§ Task goal:
Show every line of the entries that contains the string "Probabilitas". Case counts.

§ Exercise inputs:
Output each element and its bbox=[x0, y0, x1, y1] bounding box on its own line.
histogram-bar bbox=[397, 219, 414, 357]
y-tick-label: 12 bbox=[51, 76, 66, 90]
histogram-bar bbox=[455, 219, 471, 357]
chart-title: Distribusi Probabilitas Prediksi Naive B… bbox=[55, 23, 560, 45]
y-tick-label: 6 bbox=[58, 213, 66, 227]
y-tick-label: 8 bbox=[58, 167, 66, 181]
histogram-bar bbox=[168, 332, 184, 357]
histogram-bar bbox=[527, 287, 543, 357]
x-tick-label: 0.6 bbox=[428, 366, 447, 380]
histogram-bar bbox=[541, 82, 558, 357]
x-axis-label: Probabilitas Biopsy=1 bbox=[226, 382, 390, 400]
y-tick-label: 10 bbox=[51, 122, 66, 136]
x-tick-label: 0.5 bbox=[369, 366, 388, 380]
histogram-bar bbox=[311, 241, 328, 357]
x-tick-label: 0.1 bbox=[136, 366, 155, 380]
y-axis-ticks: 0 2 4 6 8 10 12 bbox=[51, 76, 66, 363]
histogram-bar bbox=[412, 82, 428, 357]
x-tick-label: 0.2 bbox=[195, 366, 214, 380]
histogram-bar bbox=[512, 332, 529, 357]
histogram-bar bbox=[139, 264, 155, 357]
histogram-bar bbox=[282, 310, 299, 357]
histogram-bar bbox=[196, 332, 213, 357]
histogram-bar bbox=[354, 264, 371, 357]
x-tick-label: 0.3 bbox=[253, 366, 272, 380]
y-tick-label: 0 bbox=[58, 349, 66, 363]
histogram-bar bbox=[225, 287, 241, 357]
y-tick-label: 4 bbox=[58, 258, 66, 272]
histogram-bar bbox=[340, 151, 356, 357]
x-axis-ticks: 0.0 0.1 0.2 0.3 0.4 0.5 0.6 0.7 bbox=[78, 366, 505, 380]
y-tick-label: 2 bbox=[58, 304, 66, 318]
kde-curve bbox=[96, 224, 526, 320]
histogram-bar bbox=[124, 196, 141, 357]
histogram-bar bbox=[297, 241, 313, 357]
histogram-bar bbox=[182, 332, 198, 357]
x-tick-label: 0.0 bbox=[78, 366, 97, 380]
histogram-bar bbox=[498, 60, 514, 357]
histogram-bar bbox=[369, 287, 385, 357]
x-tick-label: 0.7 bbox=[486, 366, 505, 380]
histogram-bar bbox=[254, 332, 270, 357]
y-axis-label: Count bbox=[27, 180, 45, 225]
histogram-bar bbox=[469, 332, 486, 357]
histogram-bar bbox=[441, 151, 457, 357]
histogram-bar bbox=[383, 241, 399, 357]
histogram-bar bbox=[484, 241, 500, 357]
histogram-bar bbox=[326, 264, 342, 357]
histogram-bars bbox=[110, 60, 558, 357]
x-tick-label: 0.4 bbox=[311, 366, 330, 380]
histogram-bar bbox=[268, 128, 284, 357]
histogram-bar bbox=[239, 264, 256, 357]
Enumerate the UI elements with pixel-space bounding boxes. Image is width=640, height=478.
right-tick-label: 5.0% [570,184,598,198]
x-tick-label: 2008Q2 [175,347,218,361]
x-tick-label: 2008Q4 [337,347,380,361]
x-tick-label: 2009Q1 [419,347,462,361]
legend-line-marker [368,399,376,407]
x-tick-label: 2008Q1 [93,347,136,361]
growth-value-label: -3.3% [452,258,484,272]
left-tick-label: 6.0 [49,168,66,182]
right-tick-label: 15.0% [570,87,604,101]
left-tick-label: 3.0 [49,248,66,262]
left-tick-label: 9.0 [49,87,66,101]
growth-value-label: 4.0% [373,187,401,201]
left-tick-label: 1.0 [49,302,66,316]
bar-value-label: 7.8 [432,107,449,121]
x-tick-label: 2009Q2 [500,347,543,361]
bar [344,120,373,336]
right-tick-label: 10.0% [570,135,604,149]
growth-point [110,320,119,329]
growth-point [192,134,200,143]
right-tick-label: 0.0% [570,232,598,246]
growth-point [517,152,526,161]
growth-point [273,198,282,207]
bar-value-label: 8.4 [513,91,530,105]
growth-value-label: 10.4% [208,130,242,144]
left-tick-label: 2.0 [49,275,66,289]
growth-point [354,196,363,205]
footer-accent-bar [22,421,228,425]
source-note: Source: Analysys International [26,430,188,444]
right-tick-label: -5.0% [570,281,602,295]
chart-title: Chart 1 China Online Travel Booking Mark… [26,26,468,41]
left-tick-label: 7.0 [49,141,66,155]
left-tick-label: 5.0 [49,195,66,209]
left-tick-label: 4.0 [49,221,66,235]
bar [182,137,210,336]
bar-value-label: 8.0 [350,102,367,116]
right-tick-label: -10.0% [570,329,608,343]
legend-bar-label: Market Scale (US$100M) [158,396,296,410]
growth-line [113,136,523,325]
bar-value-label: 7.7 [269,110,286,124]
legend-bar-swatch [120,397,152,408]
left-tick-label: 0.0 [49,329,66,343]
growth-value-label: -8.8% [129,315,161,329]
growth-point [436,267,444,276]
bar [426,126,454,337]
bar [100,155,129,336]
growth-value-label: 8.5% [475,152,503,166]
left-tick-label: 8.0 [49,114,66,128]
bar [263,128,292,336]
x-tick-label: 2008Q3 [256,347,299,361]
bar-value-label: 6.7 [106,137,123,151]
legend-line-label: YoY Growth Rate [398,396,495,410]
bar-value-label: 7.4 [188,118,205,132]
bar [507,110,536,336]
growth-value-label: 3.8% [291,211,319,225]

§ Output:
chart-title: Distribusi Probabilitas Prediksi Naive B… bbox=[55, 23, 560, 45]
x-axis-label: Probabilitas Biopsy=1 bbox=[226, 382, 390, 400]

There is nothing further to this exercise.